WHAT TO DO => Pick out each line containing the string "name".

INPUT MATERIAL =>
● ● ●

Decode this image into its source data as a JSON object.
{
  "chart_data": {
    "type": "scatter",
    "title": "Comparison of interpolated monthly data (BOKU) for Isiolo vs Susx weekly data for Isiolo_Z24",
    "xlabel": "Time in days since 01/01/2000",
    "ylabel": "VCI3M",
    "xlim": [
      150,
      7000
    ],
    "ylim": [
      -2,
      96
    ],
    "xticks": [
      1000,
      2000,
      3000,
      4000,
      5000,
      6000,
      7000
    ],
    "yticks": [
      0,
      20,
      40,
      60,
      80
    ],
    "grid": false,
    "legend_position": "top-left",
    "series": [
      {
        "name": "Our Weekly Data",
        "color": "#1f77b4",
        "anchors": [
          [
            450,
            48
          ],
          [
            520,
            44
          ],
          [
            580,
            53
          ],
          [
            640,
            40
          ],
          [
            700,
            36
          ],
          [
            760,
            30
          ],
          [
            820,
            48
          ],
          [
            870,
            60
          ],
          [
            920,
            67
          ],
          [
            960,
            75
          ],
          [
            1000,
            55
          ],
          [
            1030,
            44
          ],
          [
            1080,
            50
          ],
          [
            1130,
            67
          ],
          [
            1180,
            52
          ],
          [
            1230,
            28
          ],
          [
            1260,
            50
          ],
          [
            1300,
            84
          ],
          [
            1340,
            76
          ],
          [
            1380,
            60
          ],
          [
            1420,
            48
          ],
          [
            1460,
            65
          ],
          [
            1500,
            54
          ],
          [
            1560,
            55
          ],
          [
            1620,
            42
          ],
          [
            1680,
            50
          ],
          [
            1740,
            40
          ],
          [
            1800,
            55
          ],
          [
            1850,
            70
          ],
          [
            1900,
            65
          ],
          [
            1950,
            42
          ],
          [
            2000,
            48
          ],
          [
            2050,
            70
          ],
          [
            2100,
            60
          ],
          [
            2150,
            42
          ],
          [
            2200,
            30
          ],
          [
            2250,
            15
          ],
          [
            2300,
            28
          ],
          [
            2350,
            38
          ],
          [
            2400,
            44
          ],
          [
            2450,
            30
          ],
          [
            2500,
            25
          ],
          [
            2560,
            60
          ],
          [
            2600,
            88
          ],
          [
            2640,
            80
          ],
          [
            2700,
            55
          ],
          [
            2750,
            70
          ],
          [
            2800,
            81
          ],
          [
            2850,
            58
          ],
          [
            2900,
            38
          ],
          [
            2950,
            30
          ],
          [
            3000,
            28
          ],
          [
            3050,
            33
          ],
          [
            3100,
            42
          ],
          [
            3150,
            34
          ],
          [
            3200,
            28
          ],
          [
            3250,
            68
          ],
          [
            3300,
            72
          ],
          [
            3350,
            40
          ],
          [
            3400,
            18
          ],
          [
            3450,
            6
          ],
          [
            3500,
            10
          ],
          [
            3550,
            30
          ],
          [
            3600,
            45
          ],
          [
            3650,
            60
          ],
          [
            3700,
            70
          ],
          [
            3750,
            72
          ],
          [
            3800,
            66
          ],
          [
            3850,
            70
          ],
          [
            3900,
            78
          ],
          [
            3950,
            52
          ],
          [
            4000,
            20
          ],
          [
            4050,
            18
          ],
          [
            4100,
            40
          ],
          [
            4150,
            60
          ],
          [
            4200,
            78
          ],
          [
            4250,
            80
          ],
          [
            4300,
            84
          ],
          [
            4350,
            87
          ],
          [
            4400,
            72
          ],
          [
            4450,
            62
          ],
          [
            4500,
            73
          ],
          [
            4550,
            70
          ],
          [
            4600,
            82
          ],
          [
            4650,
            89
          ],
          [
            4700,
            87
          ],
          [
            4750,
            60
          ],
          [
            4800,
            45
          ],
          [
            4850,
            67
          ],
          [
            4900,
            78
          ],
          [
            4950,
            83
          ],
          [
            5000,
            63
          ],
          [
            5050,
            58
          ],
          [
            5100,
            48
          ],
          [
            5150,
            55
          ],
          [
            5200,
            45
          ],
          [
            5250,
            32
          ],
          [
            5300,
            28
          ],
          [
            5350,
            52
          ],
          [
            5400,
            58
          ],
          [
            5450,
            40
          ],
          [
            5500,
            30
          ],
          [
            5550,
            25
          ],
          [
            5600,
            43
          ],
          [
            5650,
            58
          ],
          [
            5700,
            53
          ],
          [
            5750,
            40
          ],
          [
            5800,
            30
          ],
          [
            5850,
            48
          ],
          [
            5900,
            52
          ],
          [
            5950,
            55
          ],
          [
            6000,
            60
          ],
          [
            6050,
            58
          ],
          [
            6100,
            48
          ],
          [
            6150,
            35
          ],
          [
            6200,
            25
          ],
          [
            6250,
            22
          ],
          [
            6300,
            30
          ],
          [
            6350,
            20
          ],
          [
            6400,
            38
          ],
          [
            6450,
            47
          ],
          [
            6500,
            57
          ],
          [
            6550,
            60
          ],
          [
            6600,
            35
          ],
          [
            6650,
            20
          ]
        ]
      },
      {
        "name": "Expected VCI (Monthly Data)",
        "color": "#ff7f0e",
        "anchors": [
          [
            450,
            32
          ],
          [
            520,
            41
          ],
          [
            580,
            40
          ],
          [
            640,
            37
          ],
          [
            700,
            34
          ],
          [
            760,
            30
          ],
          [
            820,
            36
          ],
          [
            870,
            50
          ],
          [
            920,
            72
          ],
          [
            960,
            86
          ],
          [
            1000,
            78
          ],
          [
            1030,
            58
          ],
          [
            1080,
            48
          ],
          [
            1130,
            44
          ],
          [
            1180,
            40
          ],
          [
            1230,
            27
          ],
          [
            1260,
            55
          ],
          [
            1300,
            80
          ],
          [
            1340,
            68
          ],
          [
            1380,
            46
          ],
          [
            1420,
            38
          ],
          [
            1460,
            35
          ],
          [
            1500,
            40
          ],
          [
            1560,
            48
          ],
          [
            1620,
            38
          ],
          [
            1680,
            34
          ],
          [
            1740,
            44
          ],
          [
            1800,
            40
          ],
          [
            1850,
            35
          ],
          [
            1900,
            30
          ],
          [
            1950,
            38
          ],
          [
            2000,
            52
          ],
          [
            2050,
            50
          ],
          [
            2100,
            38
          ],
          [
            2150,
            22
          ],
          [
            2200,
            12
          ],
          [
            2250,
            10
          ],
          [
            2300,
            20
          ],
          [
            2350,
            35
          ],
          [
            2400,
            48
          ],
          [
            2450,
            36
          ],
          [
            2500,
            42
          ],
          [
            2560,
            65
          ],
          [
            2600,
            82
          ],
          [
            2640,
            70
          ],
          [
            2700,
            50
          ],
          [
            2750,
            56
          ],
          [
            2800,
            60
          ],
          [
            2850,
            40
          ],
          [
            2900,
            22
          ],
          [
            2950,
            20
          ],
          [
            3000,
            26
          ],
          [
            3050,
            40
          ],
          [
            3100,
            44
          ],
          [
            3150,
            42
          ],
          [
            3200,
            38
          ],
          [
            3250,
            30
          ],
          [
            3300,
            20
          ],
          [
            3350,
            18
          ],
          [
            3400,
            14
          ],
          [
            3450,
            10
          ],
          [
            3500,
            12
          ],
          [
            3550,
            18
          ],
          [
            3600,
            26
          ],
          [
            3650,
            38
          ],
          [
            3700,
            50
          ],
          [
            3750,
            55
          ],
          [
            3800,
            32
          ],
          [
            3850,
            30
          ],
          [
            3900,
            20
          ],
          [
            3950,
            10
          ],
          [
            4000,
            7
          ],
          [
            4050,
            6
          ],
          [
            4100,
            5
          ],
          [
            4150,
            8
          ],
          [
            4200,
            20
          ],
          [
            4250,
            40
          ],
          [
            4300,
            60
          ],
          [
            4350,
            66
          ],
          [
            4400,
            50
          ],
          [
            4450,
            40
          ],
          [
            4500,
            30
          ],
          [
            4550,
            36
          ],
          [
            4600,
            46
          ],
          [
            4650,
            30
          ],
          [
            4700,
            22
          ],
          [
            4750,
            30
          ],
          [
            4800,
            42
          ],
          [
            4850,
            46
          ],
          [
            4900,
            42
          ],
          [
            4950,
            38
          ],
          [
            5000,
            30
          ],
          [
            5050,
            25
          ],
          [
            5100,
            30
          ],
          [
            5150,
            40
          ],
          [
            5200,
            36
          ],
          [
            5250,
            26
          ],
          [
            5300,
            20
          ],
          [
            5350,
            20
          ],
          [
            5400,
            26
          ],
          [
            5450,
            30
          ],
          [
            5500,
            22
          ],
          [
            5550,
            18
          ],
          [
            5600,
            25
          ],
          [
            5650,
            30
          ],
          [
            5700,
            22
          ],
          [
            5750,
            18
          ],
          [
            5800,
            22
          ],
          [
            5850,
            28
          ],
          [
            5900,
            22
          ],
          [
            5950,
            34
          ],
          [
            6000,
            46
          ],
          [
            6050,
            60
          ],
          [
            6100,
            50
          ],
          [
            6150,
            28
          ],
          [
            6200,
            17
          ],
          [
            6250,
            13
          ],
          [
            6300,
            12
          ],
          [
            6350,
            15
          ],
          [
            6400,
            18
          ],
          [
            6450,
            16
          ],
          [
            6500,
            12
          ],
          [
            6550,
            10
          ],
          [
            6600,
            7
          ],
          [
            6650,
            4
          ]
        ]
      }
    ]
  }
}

● ● ●

ANSWER FOR THIS EXERCISE =>
        "name": "Our Weekly Data",
        "name": "Expected VCI (Monthly Data)",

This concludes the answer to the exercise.